(Exercise): An exact copy of all the data below is needed, without its pictures.

(Data for this exercise):

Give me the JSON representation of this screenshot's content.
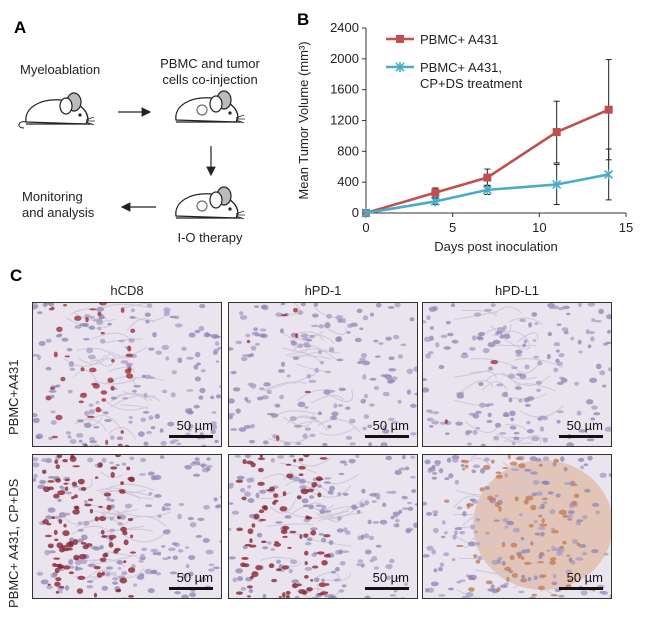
{
  "panel_a": {
    "letter": "A",
    "step1": "Myeloablation",
    "step2_line1": "PBMC and tumor",
    "step2_line2": "cells co-injection",
    "step3": "I-O therapy",
    "step4_line1": "Monitoring",
    "step4_line2": "and analysis",
    "icons": [
      "mouse-icon",
      "arrow-icon"
    ]
  },
  "panel_b": {
    "letter": "B"
  },
  "chart_data": {
    "type": "line",
    "title": "",
    "xlabel": "Days post inoculation",
    "ylabel": "Mean Tumor Volume (mm³)",
    "xlim": [
      0,
      15
    ],
    "ylim": [
      0,
      2400
    ],
    "xticks": [
      "0",
      "5",
      "10",
      "15"
    ],
    "yticks": [
      "0",
      "400",
      "800",
      "1200",
      "1600",
      "2000",
      "2400"
    ],
    "grid": false,
    "legend_position": "top-left",
    "series": [
      {
        "name": "PBMC+ A431",
        "color": "#c0504d",
        "marker": "square",
        "x": [
          0,
          4,
          7,
          11,
          14
        ],
        "y": [
          0,
          265,
          460,
          1050,
          1340
        ],
        "err": [
          0,
          60,
          110,
          400,
          650
        ]
      },
      {
        "name": "PBMC+ A431, CP+DS treatment",
        "legend_line1": "PBMC+ A431,",
        "legend_line2": "CP+DS treatment",
        "color": "#4bacc6",
        "marker": "x",
        "x": [
          0,
          4,
          7,
          11,
          14
        ],
        "y": [
          0,
          150,
          300,
          370,
          500
        ],
        "err": [
          0,
          40,
          60,
          260,
          330
        ]
      }
    ]
  },
  "panel_c": {
    "letter": "C",
    "columns": [
      "hCD8",
      "hPD-1",
      "hPD-L1"
    ],
    "rows": [
      "PBMC+A431",
      "PBMC+ A431, CP+DS"
    ],
    "scale_label": "50 µm"
  }
}
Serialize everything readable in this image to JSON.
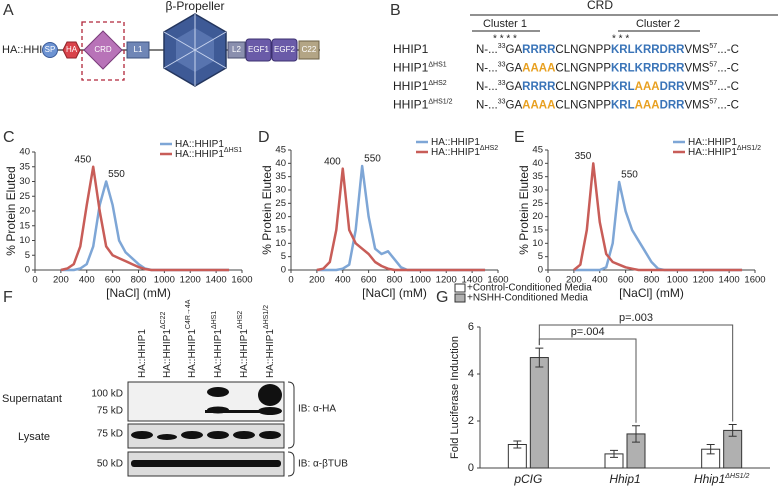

(Result for this exercise):
Give me the JSON representation of this screenshot's content.
{
  "panel_a": {
    "letter": "A",
    "step1": "Myeloablation",
    "step2_line1": "PBMC and tumor",
    "step2_line2": "cells co-injection",
    "step3": "I-O therapy",
    "step4_line1": "Monitoring",
    "step4_line2": "and analysis",
    "icons": [
      "mouse-icon",
      "arrow-icon"
    ]
  },
  "panel_b": {
    "letter": "B"
  },
  "chart_data": {
    "type": "line",
    "title": "",
    "xlabel": "Days post inoculation",
    "ylabel": "Mean Tumor Volume (mm³)",
    "xlim": [
      0,
      15
    ],
    "ylim": [
      0,
      2400
    ],
    "xticks": [
      "0",
      "5",
      "10",
      "15"
    ],
    "yticks": [
      "0",
      "400",
      "800",
      "1200",
      "1600",
      "2000",
      "2400"
    ],
    "grid": false,
    "legend_position": "top-left",
    "series": [
      {
        "name": "PBMC+ A431",
        "color": "#c0504d",
        "marker": "square",
        "x": [
          0,
          4,
          7,
          11,
          14
        ],
        "y": [
          0,
          265,
          460,
          1050,
          1340
        ],
        "err": [
          0,
          60,
          110,
          400,
          650
        ]
      },
      {
        "name": "PBMC+ A431, CP+DS treatment",
        "legend_line1": "PBMC+ A431,",
        "legend_line2": "CP+DS treatment",
        "color": "#4bacc6",
        "marker": "x",
        "x": [
          0,
          4,
          7,
          11,
          14
        ],
        "y": [
          0,
          150,
          300,
          370,
          500
        ],
        "err": [
          0,
          40,
          60,
          260,
          330
        ]
      }
    ]
  },
  "panel_c": {
    "letter": "C",
    "columns": [
      "hCD8",
      "hPD-1",
      "hPD-L1"
    ],
    "rows": [
      "PBMC+A431",
      "PBMC+ A431, CP+DS"
    ],
    "scale_label": "50 µm"
  }
}
Serialize everything readable in this image to JSON.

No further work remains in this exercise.